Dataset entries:
__________
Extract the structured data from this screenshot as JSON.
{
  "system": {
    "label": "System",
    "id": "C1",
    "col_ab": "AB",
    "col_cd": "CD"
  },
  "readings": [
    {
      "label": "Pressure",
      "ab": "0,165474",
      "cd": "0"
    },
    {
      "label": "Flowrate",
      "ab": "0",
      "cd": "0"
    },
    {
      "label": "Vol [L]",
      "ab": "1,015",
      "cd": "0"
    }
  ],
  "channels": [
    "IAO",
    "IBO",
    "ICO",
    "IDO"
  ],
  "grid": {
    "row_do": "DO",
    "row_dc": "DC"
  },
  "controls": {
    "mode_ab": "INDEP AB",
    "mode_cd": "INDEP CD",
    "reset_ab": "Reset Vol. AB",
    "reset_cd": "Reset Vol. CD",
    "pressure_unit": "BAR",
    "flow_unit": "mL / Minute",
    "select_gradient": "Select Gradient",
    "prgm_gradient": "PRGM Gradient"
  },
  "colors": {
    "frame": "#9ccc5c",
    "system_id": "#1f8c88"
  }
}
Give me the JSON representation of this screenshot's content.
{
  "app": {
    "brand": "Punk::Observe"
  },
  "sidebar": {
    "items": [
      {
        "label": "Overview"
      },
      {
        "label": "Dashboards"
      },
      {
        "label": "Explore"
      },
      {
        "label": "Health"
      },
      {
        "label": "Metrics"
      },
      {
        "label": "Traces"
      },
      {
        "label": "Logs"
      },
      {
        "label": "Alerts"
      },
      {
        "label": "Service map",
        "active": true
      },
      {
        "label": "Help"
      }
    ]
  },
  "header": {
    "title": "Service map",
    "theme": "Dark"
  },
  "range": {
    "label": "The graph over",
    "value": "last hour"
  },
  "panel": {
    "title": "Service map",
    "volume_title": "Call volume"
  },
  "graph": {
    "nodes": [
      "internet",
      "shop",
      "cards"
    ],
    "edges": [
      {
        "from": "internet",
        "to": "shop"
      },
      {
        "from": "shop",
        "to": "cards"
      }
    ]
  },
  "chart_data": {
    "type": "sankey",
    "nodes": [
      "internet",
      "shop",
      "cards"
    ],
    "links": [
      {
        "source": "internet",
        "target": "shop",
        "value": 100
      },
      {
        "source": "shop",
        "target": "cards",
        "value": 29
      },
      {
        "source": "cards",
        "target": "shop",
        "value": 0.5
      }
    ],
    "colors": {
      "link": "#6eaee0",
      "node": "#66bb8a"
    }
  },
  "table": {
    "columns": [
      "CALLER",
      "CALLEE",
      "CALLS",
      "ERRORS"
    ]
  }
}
__________
__WRITTEN TASK__: Find how many lines of the entries contain "this". Respond with the number only.

__THE REPLY__: 2